(Written instruction) Reproduce all the material exactly, minus any pictures it holds.

(Excerpt from a dataset)
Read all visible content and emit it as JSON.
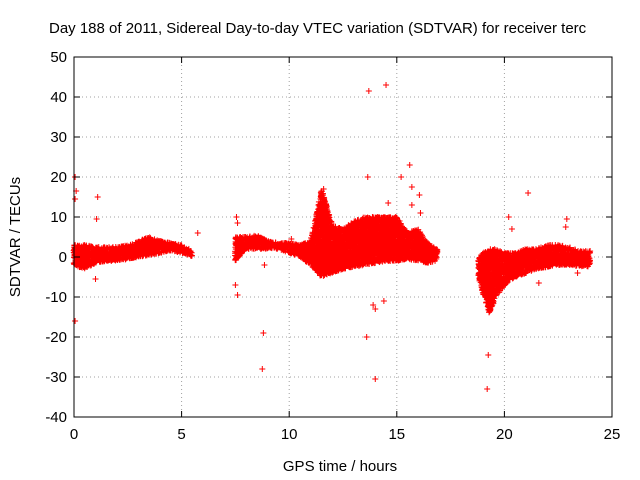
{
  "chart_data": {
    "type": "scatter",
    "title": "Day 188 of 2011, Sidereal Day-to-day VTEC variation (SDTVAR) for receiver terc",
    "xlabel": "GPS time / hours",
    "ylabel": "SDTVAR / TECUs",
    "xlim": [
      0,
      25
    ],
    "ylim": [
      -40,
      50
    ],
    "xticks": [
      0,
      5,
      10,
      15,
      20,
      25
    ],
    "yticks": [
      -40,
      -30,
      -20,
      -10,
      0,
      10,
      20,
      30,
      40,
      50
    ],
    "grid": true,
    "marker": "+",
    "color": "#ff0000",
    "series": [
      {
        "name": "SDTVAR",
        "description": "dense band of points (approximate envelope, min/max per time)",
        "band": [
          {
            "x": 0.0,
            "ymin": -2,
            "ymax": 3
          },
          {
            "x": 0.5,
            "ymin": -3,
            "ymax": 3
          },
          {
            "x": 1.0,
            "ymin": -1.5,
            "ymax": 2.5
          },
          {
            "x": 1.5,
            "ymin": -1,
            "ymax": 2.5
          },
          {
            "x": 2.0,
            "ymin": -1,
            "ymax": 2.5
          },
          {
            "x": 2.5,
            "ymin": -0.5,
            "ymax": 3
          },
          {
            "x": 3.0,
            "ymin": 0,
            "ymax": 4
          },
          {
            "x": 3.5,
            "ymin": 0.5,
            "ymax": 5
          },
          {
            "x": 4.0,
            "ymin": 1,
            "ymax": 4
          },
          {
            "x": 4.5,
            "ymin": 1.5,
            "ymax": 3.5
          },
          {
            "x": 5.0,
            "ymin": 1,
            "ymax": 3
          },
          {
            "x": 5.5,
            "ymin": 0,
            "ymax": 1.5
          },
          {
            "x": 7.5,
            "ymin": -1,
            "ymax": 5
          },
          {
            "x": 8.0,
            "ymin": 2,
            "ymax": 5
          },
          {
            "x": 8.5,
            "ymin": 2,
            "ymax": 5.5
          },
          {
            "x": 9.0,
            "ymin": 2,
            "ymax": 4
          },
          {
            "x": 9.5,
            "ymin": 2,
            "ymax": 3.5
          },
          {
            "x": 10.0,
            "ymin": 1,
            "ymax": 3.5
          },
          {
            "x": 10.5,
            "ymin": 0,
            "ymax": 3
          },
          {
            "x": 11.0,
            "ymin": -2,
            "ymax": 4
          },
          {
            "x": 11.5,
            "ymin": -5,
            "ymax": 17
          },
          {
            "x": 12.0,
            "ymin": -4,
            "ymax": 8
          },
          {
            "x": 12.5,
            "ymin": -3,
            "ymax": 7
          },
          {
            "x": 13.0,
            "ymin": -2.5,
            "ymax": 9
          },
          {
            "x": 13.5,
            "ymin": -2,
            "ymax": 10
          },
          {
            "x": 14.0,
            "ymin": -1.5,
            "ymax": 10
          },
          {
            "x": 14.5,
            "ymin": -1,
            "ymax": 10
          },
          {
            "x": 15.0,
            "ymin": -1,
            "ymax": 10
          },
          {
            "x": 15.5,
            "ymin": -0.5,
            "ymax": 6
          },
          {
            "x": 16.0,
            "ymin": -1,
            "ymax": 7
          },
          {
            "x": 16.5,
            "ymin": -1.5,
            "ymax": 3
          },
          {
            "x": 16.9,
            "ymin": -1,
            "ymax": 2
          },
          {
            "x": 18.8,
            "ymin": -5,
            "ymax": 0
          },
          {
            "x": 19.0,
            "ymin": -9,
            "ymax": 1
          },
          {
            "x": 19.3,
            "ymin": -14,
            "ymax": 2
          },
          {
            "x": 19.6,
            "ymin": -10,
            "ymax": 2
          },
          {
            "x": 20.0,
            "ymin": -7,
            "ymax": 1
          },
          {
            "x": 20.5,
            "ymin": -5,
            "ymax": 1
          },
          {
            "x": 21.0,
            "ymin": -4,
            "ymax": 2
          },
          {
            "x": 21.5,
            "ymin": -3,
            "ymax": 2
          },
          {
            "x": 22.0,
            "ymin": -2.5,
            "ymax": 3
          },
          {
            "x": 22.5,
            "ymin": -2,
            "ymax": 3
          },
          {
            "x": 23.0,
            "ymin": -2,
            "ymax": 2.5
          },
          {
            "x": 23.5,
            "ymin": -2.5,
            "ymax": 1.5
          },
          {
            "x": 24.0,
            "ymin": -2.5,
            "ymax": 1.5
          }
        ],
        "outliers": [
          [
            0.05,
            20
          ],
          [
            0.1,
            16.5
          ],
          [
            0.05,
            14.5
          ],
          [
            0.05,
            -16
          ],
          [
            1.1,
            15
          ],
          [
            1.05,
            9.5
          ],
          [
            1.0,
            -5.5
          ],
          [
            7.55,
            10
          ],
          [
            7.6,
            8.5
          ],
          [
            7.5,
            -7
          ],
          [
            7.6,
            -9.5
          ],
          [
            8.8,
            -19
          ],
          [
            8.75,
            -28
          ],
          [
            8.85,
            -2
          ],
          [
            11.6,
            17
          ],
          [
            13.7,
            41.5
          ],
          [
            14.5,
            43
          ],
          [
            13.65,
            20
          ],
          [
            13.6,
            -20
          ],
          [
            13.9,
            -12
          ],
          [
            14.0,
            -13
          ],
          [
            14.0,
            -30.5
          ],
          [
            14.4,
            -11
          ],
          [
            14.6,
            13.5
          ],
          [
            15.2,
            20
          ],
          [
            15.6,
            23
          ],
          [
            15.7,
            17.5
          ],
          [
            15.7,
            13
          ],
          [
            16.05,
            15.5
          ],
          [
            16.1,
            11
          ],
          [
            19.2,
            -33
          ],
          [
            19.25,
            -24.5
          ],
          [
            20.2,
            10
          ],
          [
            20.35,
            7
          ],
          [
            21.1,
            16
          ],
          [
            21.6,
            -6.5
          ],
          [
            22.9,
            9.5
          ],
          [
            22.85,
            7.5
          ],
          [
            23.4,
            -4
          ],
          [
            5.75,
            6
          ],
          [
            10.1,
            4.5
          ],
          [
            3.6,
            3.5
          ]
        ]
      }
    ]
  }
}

(The response)
Read all visible content and emit it as JSON.
{
  "chart_data": {
    "type": "scatter",
    "title": "Day 188 of 2011, Sidereal Day-to-day VTEC variation (SDTVAR) for receiver terc",
    "xlabel": "GPS time / hours",
    "ylabel": "SDTVAR / TECUs",
    "xlim": [
      0,
      25
    ],
    "ylim": [
      -40,
      50
    ],
    "xticks": [
      0,
      5,
      10,
      15,
      20,
      25
    ],
    "yticks": [
      -40,
      -30,
      -20,
      -10,
      0,
      10,
      20,
      30,
      40,
      50
    ],
    "grid": true,
    "marker": "+",
    "color": "#ff0000",
    "series": [
      {
        "name": "SDTVAR",
        "description": "dense band of points (approximate envelope, min/max per time)",
        "band": [
          {
            "x": 0.0,
            "ymin": -2,
            "ymax": 3
          },
          {
            "x": 0.5,
            "ymin": -3,
            "ymax": 3
          },
          {
            "x": 1.0,
            "ymin": -1.5,
            "ymax": 2.5
          },
          {
            "x": 1.5,
            "ymin": -1,
            "ymax": 2.5
          },
          {
            "x": 2.0,
            "ymin": -1,
            "ymax": 2.5
          },
          {
            "x": 2.5,
            "ymin": -0.5,
            "ymax": 3
          },
          {
            "x": 3.0,
            "ymin": 0,
            "ymax": 4
          },
          {
            "x": 3.5,
            "ymin": 0.5,
            "ymax": 5
          },
          {
            "x": 4.0,
            "ymin": 1,
            "ymax": 4
          },
          {
            "x": 4.5,
            "ymin": 1.5,
            "ymax": 3.5
          },
          {
            "x": 5.0,
            "ymin": 1,
            "ymax": 3
          },
          {
            "x": 5.5,
            "ymin": 0,
            "ymax": 1.5
          },
          {
            "x": 7.5,
            "ymin": -1,
            "ymax": 5
          },
          {
            "x": 8.0,
            "ymin": 2,
            "ymax": 5
          },
          {
            "x": 8.5,
            "ymin": 2,
            "ymax": 5.5
          },
          {
            "x": 9.0,
            "ymin": 2,
            "ymax": 4
          },
          {
            "x": 9.5,
            "ymin": 2,
            "ymax": 3.5
          },
          {
            "x": 10.0,
            "ymin": 1,
            "ymax": 3.5
          },
          {
            "x": 10.5,
            "ymin": 0,
            "ymax": 3
          },
          {
            "x": 11.0,
            "ymin": -2,
            "ymax": 4
          },
          {
            "x": 11.5,
            "ymin": -5,
            "ymax": 17
          },
          {
            "x": 12.0,
            "ymin": -4,
            "ymax": 8
          },
          {
            "x": 12.5,
            "ymin": -3,
            "ymax": 7
          },
          {
            "x": 13.0,
            "ymin": -2.5,
            "ymax": 9
          },
          {
            "x": 13.5,
            "ymin": -2,
            "ymax": 10
          },
          {
            "x": 14.0,
            "ymin": -1.5,
            "ymax": 10
          },
          {
            "x": 14.5,
            "ymin": -1,
            "ymax": 10
          },
          {
            "x": 15.0,
            "ymin": -1,
            "ymax": 10
          },
          {
            "x": 15.5,
            "ymin": -0.5,
            "ymax": 6
          },
          {
            "x": 16.0,
            "ymin": -1,
            "ymax": 7
          },
          {
            "x": 16.5,
            "ymin": -1.5,
            "ymax": 3
          },
          {
            "x": 16.9,
            "ymin": -1,
            "ymax": 2
          },
          {
            "x": 18.8,
            "ymin": -5,
            "ymax": 0
          },
          {
            "x": 19.0,
            "ymin": -9,
            "ymax": 1
          },
          {
            "x": 19.3,
            "ymin": -14,
            "ymax": 2
          },
          {
            "x": 19.6,
            "ymin": -10,
            "ymax": 2
          },
          {
            "x": 20.0,
            "ymin": -7,
            "ymax": 1
          },
          {
            "x": 20.5,
            "ymin": -5,
            "ymax": 1
          },
          {
            "x": 21.0,
            "ymin": -4,
            "ymax": 2
          },
          {
            "x": 21.5,
            "ymin": -3,
            "ymax": 2
          },
          {
            "x": 22.0,
            "ymin": -2.5,
            "ymax": 3
          },
          {
            "x": 22.5,
            "ymin": -2,
            "ymax": 3
          },
          {
            "x": 23.0,
            "ymin": -2,
            "ymax": 2.5
          },
          {
            "x": 23.5,
            "ymin": -2.5,
            "ymax": 1.5
          },
          {
            "x": 24.0,
            "ymin": -2.5,
            "ymax": 1.5
          }
        ],
        "outliers": [
          [
            0.05,
            20
          ],
          [
            0.1,
            16.5
          ],
          [
            0.05,
            14.5
          ],
          [
            0.05,
            -16
          ],
          [
            1.1,
            15
          ],
          [
            1.05,
            9.5
          ],
          [
            1.0,
            -5.5
          ],
          [
            7.55,
            10
          ],
          [
            7.6,
            8.5
          ],
          [
            7.5,
            -7
          ],
          [
            7.6,
            -9.5
          ],
          [
            8.8,
            -19
          ],
          [
            8.75,
            -28
          ],
          [
            8.85,
            -2
          ],
          [
            11.6,
            17
          ],
          [
            13.7,
            41.5
          ],
          [
            14.5,
            43
          ],
          [
            13.65,
            20
          ],
          [
            13.6,
            -20
          ],
          [
            13.9,
            -12
          ],
          [
            14.0,
            -13
          ],
          [
            14.0,
            -30.5
          ],
          [
            14.4,
            -11
          ],
          [
            14.6,
            13.5
          ],
          [
            15.2,
            20
          ],
          [
            15.6,
            23
          ],
          [
            15.7,
            17.5
          ],
          [
            15.7,
            13
          ],
          [
            16.05,
            15.5
          ],
          [
            16.1,
            11
          ],
          [
            19.2,
            -33
          ],
          [
            19.25,
            -24.5
          ],
          [
            20.2,
            10
          ],
          [
            20.35,
            7
          ],
          [
            21.1,
            16
          ],
          [
            21.6,
            -6.5
          ],
          [
            22.9,
            9.5
          ],
          [
            22.85,
            7.5
          ],
          [
            23.4,
            -4
          ],
          [
            5.75,
            6
          ],
          [
            10.1,
            4.5
          ],
          [
            3.6,
            3.5
          ]
        ]
      }
    ]
  }
}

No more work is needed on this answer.